What you have to do: Give back the full listing verbatim, apart from its images.

Excerpted data:
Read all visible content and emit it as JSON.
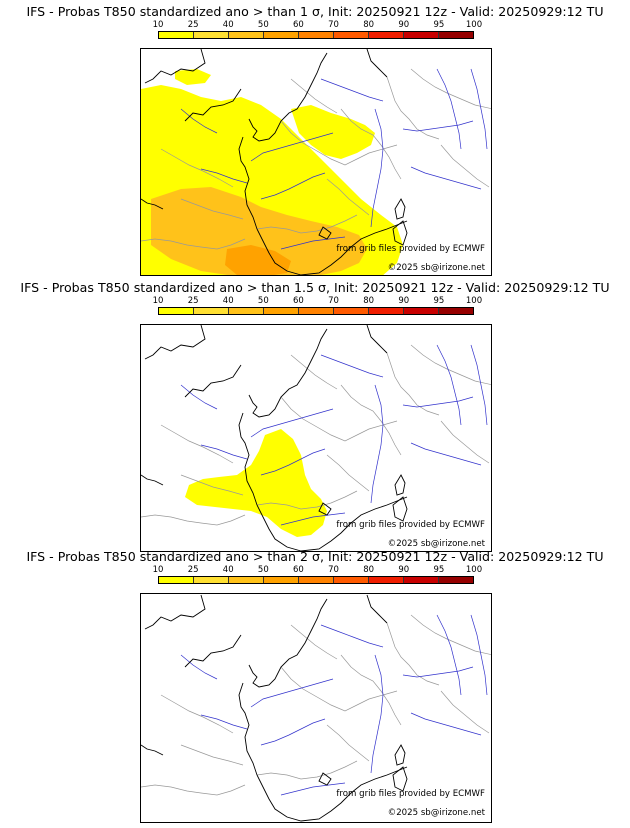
{
  "colorbar": {
    "ticks": [
      "10",
      "25",
      "40",
      "50",
      "60",
      "70",
      "80",
      "90",
      "95",
      "100"
    ],
    "colors": [
      "#ffff00",
      "#ffe033",
      "#ffc21a",
      "#ffa200",
      "#ff8200",
      "#ff5a00",
      "#f01e00",
      "#c80000",
      "#960000",
      "#5a0000"
    ]
  },
  "panels": [
    {
      "title": "IFS - Probas T850  standardized ano > than 1 σ, Init: 20250921 12z - Valid: 20250929:12 TU",
      "credit_source": "from grib files provided by ECMWF",
      "credit_copyright": "©2025 sb@irizone.net",
      "probability_level": "large"
    },
    {
      "title": "IFS - Probas T850  standardized ano > than 1.5 σ, Init: 20250921 12z - Valid: 20250929:12 TU",
      "credit_source": "from grib files provided by ECMWF",
      "credit_copyright": "©2025 sb@irizone.net",
      "probability_level": "medium"
    },
    {
      "title": "IFS - Probas T850  standardized ano > than 2 σ, Init: 20250921 12z - Valid: 20250929:12 TU",
      "credit_source": "from grib files provided by ECMWF",
      "credit_copyright": "©2025 sb@irizone.net",
      "probability_level": "none"
    }
  ],
  "map_features": {
    "coast_color": "#000000",
    "border_color": "#999999",
    "river_color": "#3333cc",
    "field_low_color": "#ffff00",
    "field_mid_color": "#ffc21a",
    "field_high_color": "#ffa200"
  }
}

Written response:
Read all visible content and emit it as JSON.
{
  "colorbar": {
    "ticks": [
      "10",
      "25",
      "40",
      "50",
      "60",
      "70",
      "80",
      "90",
      "95",
      "100"
    ],
    "colors": [
      "#ffff00",
      "#ffe033",
      "#ffc21a",
      "#ffa200",
      "#ff8200",
      "#ff5a00",
      "#f01e00",
      "#c80000",
      "#960000",
      "#5a0000"
    ]
  },
  "panels": [
    {
      "title": "IFS - Probas T850  standardized ano > than 1 σ, Init: 20250921 12z - Valid: 20250929:12 TU",
      "credit_source": "from grib files provided by ECMWF",
      "credit_copyright": "©2025 sb@irizone.net",
      "probability_level": "large"
    },
    {
      "title": "IFS - Probas T850  standardized ano > than 1.5 σ, Init: 20250921 12z - Valid: 20250929:12 TU",
      "credit_source": "from grib files provided by ECMWF",
      "credit_copyright": "©2025 sb@irizone.net",
      "probability_level": "medium"
    },
    {
      "title": "IFS - Probas T850  standardized ano > than 2 σ, Init: 20250921 12z - Valid: 20250929:12 TU",
      "credit_source": "from grib files provided by ECMWF",
      "credit_copyright": "©2025 sb@irizone.net",
      "probability_level": "none"
    }
  ],
  "map_features": {
    "coast_color": "#000000",
    "border_color": "#999999",
    "river_color": "#3333cc",
    "field_low_color": "#ffff00",
    "field_mid_color": "#ffc21a",
    "field_high_color": "#ffa200"
  }
}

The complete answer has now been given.